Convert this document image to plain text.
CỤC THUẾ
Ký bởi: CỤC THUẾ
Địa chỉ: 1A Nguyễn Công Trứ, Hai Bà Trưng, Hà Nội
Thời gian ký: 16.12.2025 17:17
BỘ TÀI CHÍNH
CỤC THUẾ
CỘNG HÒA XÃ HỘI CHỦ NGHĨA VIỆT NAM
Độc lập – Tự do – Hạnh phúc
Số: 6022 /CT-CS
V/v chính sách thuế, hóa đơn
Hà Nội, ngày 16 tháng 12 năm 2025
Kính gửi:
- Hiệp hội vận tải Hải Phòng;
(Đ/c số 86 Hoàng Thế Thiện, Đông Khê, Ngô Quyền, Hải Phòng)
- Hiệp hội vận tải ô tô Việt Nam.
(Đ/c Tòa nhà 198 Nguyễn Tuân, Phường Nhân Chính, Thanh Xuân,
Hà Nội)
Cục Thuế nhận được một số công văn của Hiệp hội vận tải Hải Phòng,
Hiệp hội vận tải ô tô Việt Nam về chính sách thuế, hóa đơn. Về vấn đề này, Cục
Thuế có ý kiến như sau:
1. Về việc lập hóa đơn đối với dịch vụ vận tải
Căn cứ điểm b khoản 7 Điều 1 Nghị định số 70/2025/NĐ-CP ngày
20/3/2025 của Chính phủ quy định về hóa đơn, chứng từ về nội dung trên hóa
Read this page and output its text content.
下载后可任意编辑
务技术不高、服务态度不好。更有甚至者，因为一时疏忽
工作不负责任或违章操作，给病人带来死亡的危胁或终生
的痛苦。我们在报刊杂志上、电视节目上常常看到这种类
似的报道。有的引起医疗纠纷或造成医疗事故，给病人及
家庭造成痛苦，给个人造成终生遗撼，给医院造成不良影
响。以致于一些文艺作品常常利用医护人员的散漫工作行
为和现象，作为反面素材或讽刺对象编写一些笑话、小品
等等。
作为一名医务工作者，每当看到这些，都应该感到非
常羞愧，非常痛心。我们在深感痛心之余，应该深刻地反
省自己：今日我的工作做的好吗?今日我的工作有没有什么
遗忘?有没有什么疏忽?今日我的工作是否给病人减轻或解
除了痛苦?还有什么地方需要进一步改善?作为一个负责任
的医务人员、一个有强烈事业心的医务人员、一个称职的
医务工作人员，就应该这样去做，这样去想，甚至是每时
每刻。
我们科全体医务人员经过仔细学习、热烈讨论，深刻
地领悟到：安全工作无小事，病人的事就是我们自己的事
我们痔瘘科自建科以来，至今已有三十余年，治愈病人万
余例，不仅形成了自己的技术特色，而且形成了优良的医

Required work » Your answer should be a single number: how many lines in the data above include "ngày"?

Worked solution » 2